Records for the task
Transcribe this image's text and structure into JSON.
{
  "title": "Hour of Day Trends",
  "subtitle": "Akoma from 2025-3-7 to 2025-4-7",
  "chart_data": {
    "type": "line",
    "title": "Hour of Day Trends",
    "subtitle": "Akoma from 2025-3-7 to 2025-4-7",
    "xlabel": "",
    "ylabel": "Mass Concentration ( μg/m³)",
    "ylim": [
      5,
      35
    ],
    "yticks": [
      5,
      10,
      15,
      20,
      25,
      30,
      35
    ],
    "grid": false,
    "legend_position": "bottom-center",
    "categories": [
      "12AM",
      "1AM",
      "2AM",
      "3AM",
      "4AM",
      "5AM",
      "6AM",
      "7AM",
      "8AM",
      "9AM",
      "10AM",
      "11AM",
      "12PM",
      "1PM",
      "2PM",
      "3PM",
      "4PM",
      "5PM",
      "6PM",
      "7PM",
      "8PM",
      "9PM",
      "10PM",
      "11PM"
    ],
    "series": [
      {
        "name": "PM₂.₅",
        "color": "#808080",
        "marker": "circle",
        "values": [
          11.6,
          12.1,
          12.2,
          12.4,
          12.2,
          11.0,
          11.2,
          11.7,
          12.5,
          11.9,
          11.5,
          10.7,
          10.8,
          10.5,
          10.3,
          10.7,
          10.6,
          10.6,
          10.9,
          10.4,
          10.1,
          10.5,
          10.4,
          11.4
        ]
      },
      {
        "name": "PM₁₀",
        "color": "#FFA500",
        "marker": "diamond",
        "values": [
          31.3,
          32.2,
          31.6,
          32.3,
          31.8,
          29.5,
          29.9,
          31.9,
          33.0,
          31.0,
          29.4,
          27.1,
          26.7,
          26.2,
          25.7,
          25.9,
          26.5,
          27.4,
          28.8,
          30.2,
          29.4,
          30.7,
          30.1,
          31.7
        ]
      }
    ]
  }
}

Written request
Each record above should be restated word for word.

Expected output
Transcribe this image's text and structure into JSON.
{
  "title": "Hour of Day Trends",
  "subtitle": "Akoma from 2025-3-7 to 2025-4-7",
  "chart_data": {
    "type": "line",
    "title": "Hour of Day Trends",
    "subtitle": "Akoma from 2025-3-7 to 2025-4-7",
    "xlabel": "",
    "ylabel": "Mass Concentration ( μg/m³)",
    "ylim": [
      5,
      35
    ],
    "yticks": [
      5,
      10,
      15,
      20,
      25,
      30,
      35
    ],
    "grid": false,
    "legend_position": "bottom-center",
    "categories": [
      "12AM",
      "1AM",
      "2AM",
      "3AM",
      "4AM",
      "5AM",
      "6AM",
      "7AM",
      "8AM",
      "9AM",
      "10AM",
      "11AM",
      "12PM",
      "1PM",
      "2PM",
      "3PM",
      "4PM",
      "5PM",
      "6PM",
      "7PM",
      "8PM",
      "9PM",
      "10PM",
      "11PM"
    ],
    "series": [
      {
        "name": "PM₂.₅",
        "color": "#808080",
        "marker": "circle",
        "values": [
          11.6,
          12.1,
          12.2,
          12.4,
          12.2,
          11.0,
          11.2,
          11.7,
          12.5,
          11.9,
          11.5,
          10.7,
          10.8,
          10.5,
          10.3,
          10.7,
          10.6,
          10.6,
          10.9,
          10.4,
          10.1,
          10.5,
          10.4,
          11.4
        ]
      },
      {
        "name": "PM₁₀",
        "color": "#FFA500",
        "marker": "diamond",
        "values": [
          31.3,
          32.2,
          31.6,
          32.3,
          31.8,
          29.5,
          29.9,
          31.9,
          33.0,
          31.0,
          29.4,
          27.1,
          26.7,
          26.2,
          25.7,
          25.9,
          26.5,
          27.4,
          28.8,
          30.2,
          29.4,
          30.7,
          30.1,
          31.7
        ]
      }
    ]
  }
}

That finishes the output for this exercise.